▸ **SHORT PROBLEM**
Transcribe the records that follow exactly. Skip the pictures.

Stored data
##############################

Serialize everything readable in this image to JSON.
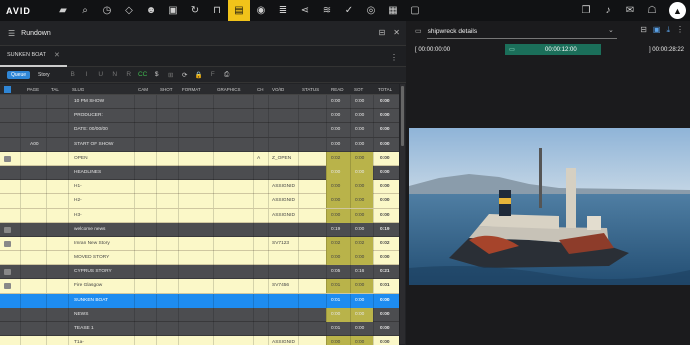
{
  "app": {
    "logo": "AVID",
    "user_initial": "▲"
  },
  "toolbar": {
    "icons": [
      "folder-icon",
      "search-icon",
      "clock-icon",
      "diamond-icon",
      "user-circle-icon",
      "box-icon",
      "refresh-icon",
      "bookmark-icon",
      "rundown-icon",
      "mpc-icon",
      "list-icon",
      "share-icon",
      "layers-icon",
      "check-icon",
      "globe-icon",
      "grid-icon",
      "box2-icon"
    ],
    "right_icons": [
      "stack-icon",
      "bell-icon",
      "chat-icon",
      "robot-icon"
    ]
  },
  "left_panel": {
    "title": "Rundown",
    "tab_label": "SUNKEN BOAT",
    "queue_label": "Queue",
    "story_label": "Story",
    "format_icons": [
      "B",
      "I",
      "U",
      "N",
      "R",
      "CC",
      "$",
      "⊞",
      "⟳",
      "🔒",
      "F",
      "⎙"
    ],
    "columns": [
      "PAGE",
      "TAL",
      "SLUG",
      "CAM",
      "SHOT",
      "FORMAT",
      "GRAPHICS",
      "CH",
      "VO/ID",
      "STATUS",
      "READ",
      "SOT",
      "TOTAL"
    ],
    "rows": [
      {
        "style": "dark",
        "icon": false,
        "page": "",
        "slug": "10 PM SHOW",
        "ch": "",
        "void": "",
        "read": "0:00",
        "sot": "0:00",
        "total": "0:00"
      },
      {
        "style": "dark",
        "icon": false,
        "page": "",
        "slug": "PRODUCER:",
        "ch": "",
        "void": "",
        "read": "0:00",
        "sot": "0:00",
        "total": "0:00"
      },
      {
        "style": "dark",
        "icon": false,
        "page": "",
        "slug": "DATE: 00/00/00",
        "ch": "",
        "void": "",
        "read": "0:00",
        "sot": "0:00",
        "total": "0:00"
      },
      {
        "style": "dark",
        "icon": false,
        "page": "A00",
        "slug": "START OF SHOW",
        "ch": "",
        "void": "",
        "read": "0:00",
        "sot": "0:00",
        "total": "0:00"
      },
      {
        "style": "light",
        "icon": true,
        "page": "",
        "slug": "OPEN",
        "ch": "A",
        "void": "Z_OPEN",
        "read": "0:02",
        "sot": "0:00",
        "total": "0:00"
      },
      {
        "style": "dark",
        "icon": false,
        "page": "",
        "slug": "HEADLINES",
        "ch": "",
        "void": "",
        "read": "0:00",
        "sot": "0:00",
        "total": "0:00"
      },
      {
        "style": "light",
        "icon": false,
        "page": "",
        "slug": "H1-",
        "ch": "",
        "void": "ASSIGNID",
        "read": "0:00",
        "sot": "0:00",
        "total": "0:00"
      },
      {
        "style": "light",
        "icon": false,
        "page": "",
        "slug": "H2-",
        "ch": "",
        "void": "ASSIGNID",
        "read": "0:00",
        "sot": "0:00",
        "total": "0:00"
      },
      {
        "style": "light",
        "icon": false,
        "page": "",
        "slug": "H3-",
        "ch": "",
        "void": "ASSIGNID",
        "read": "0:00",
        "sot": "0:00",
        "total": "0:00"
      },
      {
        "style": "dark",
        "icon": true,
        "page": "",
        "slug": "welcome news",
        "ch": "",
        "void": "",
        "read": "0:19",
        "sot": "0:00",
        "total": "0:19"
      },
      {
        "style": "light",
        "icon": true,
        "page": "",
        "slug": "Imran New Story",
        "ch": "",
        "void": "SV7123",
        "read": "0:02",
        "sot": "0:02",
        "total": "0:02"
      },
      {
        "style": "light",
        "icon": false,
        "page": "",
        "slug": "MOVED STORY",
        "ch": "",
        "void": "",
        "read": "0:00",
        "sot": "0:00",
        "total": "0:00"
      },
      {
        "style": "dark",
        "icon": true,
        "page": "",
        "slug": "CYPRUS STORY",
        "ch": "",
        "void": "",
        "read": "0:05",
        "sot": "0:16",
        "total": "0:21"
      },
      {
        "style": "light",
        "icon": true,
        "page": "",
        "slug": "Fire Glasgow",
        "ch": "",
        "void": "SV7456",
        "read": "0:01",
        "sot": "0:00",
        "total": "0:01"
      },
      {
        "style": "sel",
        "icon": false,
        "page": "",
        "slug": "SUNKEN BOAT",
        "ch": "",
        "void": "",
        "read": "0:01",
        "sot": "0:00",
        "total": "0:00"
      },
      {
        "style": "dark",
        "icon": false,
        "page": "",
        "slug": "NEWS",
        "ch": "",
        "void": "",
        "read": "0:00",
        "sot": "0:00",
        "total": "0:00"
      },
      {
        "style": "dark",
        "icon": false,
        "page": "",
        "slug": "TEASE 1",
        "ch": "",
        "void": "",
        "read": "0:01",
        "sot": "0:00",
        "total": "0:00"
      },
      {
        "style": "light",
        "icon": false,
        "page": "",
        "slug": "T1a-",
        "ch": "",
        "void": "ASSIGNID",
        "read": "0:00",
        "sot": "0:00",
        "total": "0:00"
      }
    ]
  },
  "right_panel": {
    "title": "shipwreck details",
    "tc_in": "00:00:00:00",
    "tc_mid": "00:00:12:00",
    "tc_out": "00:00:28:22"
  },
  "colors": {
    "accent_yellow": "#f1c31a",
    "select_blue": "#1e8cf0",
    "row_light": "#fbf8c8",
    "row_dark": "#4c4d50",
    "olive_cell": "#b9b34a",
    "timecode_green": "#1b6f5a"
  }
}
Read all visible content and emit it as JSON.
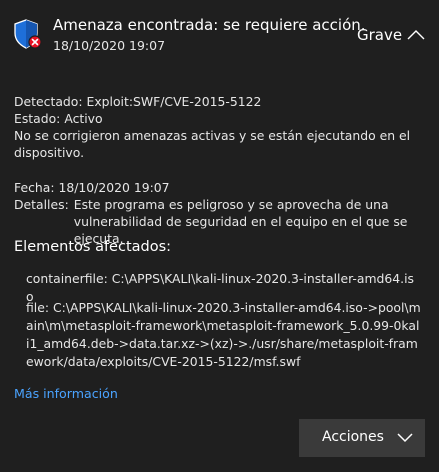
{
  "header": {
    "title": "Amenaza encontrada: se requiere acción.",
    "datetime": "18/10/2020 19:07",
    "severity": "Grave",
    "shield_icon": "shield-warning-icon",
    "collapse_icon": "chevron-up-icon"
  },
  "details": {
    "detected_label": "Detectado:",
    "detected_value": "Exploit:SWF/CVE-2015-5122",
    "status_label": "Estado:",
    "status_value": "Activo",
    "status_note": "No se corrigieron amenazas activas y se están ejecutando en el dispositivo.",
    "date_label": "Fecha:",
    "date_value": "18/10/2020 19:07",
    "details_label": "Detalles:",
    "details_value": "Este programa es peligroso y se aprovecha de una vulnerabilidad de seguridad en el equipo en el que se ejecuta."
  },
  "affected": {
    "title": "Elementos afectados:",
    "items": [
      "containerfile: C:\\APPS\\KALI\\kali-linux-2020.3-installer-amd64.iso",
      "file: C:\\APPS\\KALI\\kali-linux-2020.3-installer-amd64.iso->pool\\main\\m\\metasploit-framework\\metasploit-framework_5.0.99-0kali1_amd64.deb->data.tar.xz->(xz)->./usr/share/metasploit-framework/data/exploits/CVE-2015-5122/msf.swf"
    ]
  },
  "more_info": "Más información",
  "actions_button": "Acciones",
  "colors": {
    "background": "#1f1f1f",
    "accent_link": "#4aa3ff",
    "shield_blue": "#1e6fd9",
    "alert_red": "#e81123",
    "button_bg": "#3a3a3a"
  }
}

##############################

▸ **RESULT**
Serialize everything readable in this image to JSON.
{
  "app": {
    "logo": "AVID",
    "user_initial": "▲"
  },
  "toolbar": {
    "icons": [
      "folder-icon",
      "search-icon",
      "clock-icon",
      "diamond-icon",
      "user-circle-icon",
      "box-icon",
      "refresh-icon",
      "bookmark-icon",
      "rundown-icon",
      "mpc-icon",
      "list-icon",
      "share-icon",
      "layers-icon",
      "check-icon",
      "globe-icon",
      "grid-icon",
      "box2-icon"
    ],
    "right_icons": [
      "stack-icon",
      "bell-icon",
      "chat-icon",
      "robot-icon"
    ]
  },
  "left_panel": {
    "title": "Rundown",
    "tab_label": "SUNKEN BOAT",
    "queue_label": "Queue",
    "story_label": "Story",
    "format_icons": [
      "B",
      "I",
      "U",
      "N",
      "R",
      "CC",
      "$",
      "⊞",
      "⟳",
      "🔒",
      "F",
      "⎙"
    ],
    "columns": [
      "PAGE",
      "TAL",
      "SLUG",
      "CAM",
      "SHOT",
      "FORMAT",
      "GRAPHICS",
      "CH",
      "VO/ID",
      "STATUS",
      "READ",
      "SOT",
      "TOTAL"
    ],
    "rows": [
      {
        "style": "dark",
        "icon": false,
        "page": "",
        "slug": "10 PM SHOW",
        "ch": "",
        "void": "",
        "read": "0:00",
        "sot": "0:00",
        "total": "0:00"
      },
      {
        "style": "dark",
        "icon": false,
        "page": "",
        "slug": "PRODUCER:",
        "ch": "",
        "void": "",
        "read": "0:00",
        "sot": "0:00",
        "total": "0:00"
      },
      {
        "style": "dark",
        "icon": false,
        "page": "",
        "slug": "DATE: 00/00/00",
        "ch": "",
        "void": "",
        "read": "0:00",
        "sot": "0:00",
        "total": "0:00"
      },
      {
        "style": "dark",
        "icon": false,
        "page": "A00",
        "slug": "START OF SHOW",
        "ch": "",
        "void": "",
        "read": "0:00",
        "sot": "0:00",
        "total": "0:00"
      },
      {
        "style": "light",
        "icon": true,
        "page": "",
        "slug": "OPEN",
        "ch": "A",
        "void": "Z_OPEN",
        "read": "0:02",
        "sot": "0:00",
        "total": "0:00"
      },
      {
        "style": "dark",
        "icon": false,
        "page": "",
        "slug": "HEADLINES",
        "ch": "",
        "void": "",
        "read": "0:00",
        "sot": "0:00",
        "total": "0:00"
      },
      {
        "style": "light",
        "icon": false,
        "page": "",
        "slug": "H1-",
        "ch": "",
        "void": "ASSIGNID",
        "read": "0:00",
        "sot": "0:00",
        "total": "0:00"
      },
      {
        "style": "light",
        "icon": false,
        "page": "",
        "slug": "H2-",
        "ch": "",
        "void": "ASSIGNID",
        "read": "0:00",
        "sot": "0:00",
        "total": "0:00"
      },
      {
        "style": "light",
        "icon": false,
        "page": "",
        "slug": "H3-",
        "ch": "",
        "void": "ASSIGNID",
        "read": "0:00",
        "sot": "0:00",
        "total": "0:00"
      },
      {
        "style": "dark",
        "icon": true,
        "page": "",
        "slug": "welcome news",
        "ch": "",
        "void": "",
        "read": "0:19",
        "sot": "0:00",
        "total": "0:19"
      },
      {
        "style": "light",
        "icon": true,
        "page": "",
        "slug": "Imran New Story",
        "ch": "",
        "void": "SV7123",
        "read": "0:02",
        "sot": "0:02",
        "total": "0:02"
      },
      {
        "style": "light",
        "icon": false,
        "page": "",
        "slug": "MOVED STORY",
        "ch": "",
        "void": "",
        "read": "0:00",
        "sot": "0:00",
        "total": "0:00"
      },
      {
        "style": "dark",
        "icon": true,
        "page": "",
        "slug": "CYPRUS STORY",
        "ch": "",
        "void": "",
        "read": "0:05",
        "sot": "0:16",
        "total": "0:21"
      },
      {
        "style": "light",
        "icon": true,
        "page": "",
        "slug": "Fire Glasgow",
        "ch": "",
        "void": "SV7456",
        "read": "0:01",
        "sot": "0:00",
        "total": "0:01"
      },
      {
        "style": "sel",
        "icon": false,
        "page": "",
        "slug": "SUNKEN BOAT",
        "ch": "",
        "void": "",
        "read": "0:01",
        "sot": "0:00",
        "total": "0:00"
      },
      {
        "style": "dark",
        "icon": false,
        "page": "",
        "slug": "NEWS",
        "ch": "",
        "void": "",
        "read": "0:00",
        "sot": "0:00",
        "total": "0:00"
      },
      {
        "style": "dark",
        "icon": false,
        "page": "",
        "slug": "TEASE 1",
        "ch": "",
        "void": "",
        "read": "0:01",
        "sot": "0:00",
        "total": "0:00"
      },
      {
        "style": "light",
        "icon": false,
        "page": "",
        "slug": "T1a-",
        "ch": "",
        "void": "ASSIGNID",
        "read": "0:00",
        "sot": "0:00",
        "total": "0:00"
      }
    ]
  },
  "right_panel": {
    "title": "shipwreck details",
    "tc_in": "00:00:00:00",
    "tc_mid": "00:00:12:00",
    "tc_out": "00:00:28:22"
  },
  "colors": {
    "accent_yellow": "#f1c31a",
    "select_blue": "#1e8cf0",
    "row_light": "#fbf8c8",
    "row_dark": "#4c4d50",
    "olive_cell": "#b9b34a",
    "timecode_green": "#1b6f5a"
  }
}
Read all visible content and emit it as JSON.
{
  "header": {
    "title": "Amenaza encontrada: se requiere acción.",
    "datetime": "18/10/2020 19:07",
    "severity": "Grave",
    "shield_icon": "shield-warning-icon",
    "collapse_icon": "chevron-up-icon"
  },
  "details": {
    "detected_label": "Detectado:",
    "detected_value": "Exploit:SWF/CVE-2015-5122",
    "status_label": "Estado:",
    "status_value": "Activo",
    "status_note": "No se corrigieron amenazas activas y se están ejecutando en el dispositivo.",
    "date_label": "Fecha:",
    "date_value": "18/10/2020 19:07",
    "details_label": "Detalles:",
    "details_value": "Este programa es peligroso y se aprovecha de una vulnerabilidad de seguridad en el equipo en el que se ejecuta."
  },
  "affected": {
    "title": "Elementos afectados:",
    "items": [
      "containerfile: C:\\APPS\\KALI\\kali-linux-2020.3-installer-amd64.iso",
      "file: C:\\APPS\\KALI\\kali-linux-2020.3-installer-amd64.iso->pool\\main\\m\\metasploit-framework\\metasploit-framework_5.0.99-0kali1_amd64.deb->data.tar.xz->(xz)->./usr/share/metasploit-framework/data/exploits/CVE-2015-5122/msf.swf"
    ]
  },
  "more_info": "Más información",
  "actions_button": "Acciones",
  "colors": {
    "background": "#1f1f1f",
    "accent_link": "#4aa3ff",
    "shield_blue": "#1e6fd9",
    "alert_red": "#e81123",
    "button_bg": "#3a3a3a"
  }
}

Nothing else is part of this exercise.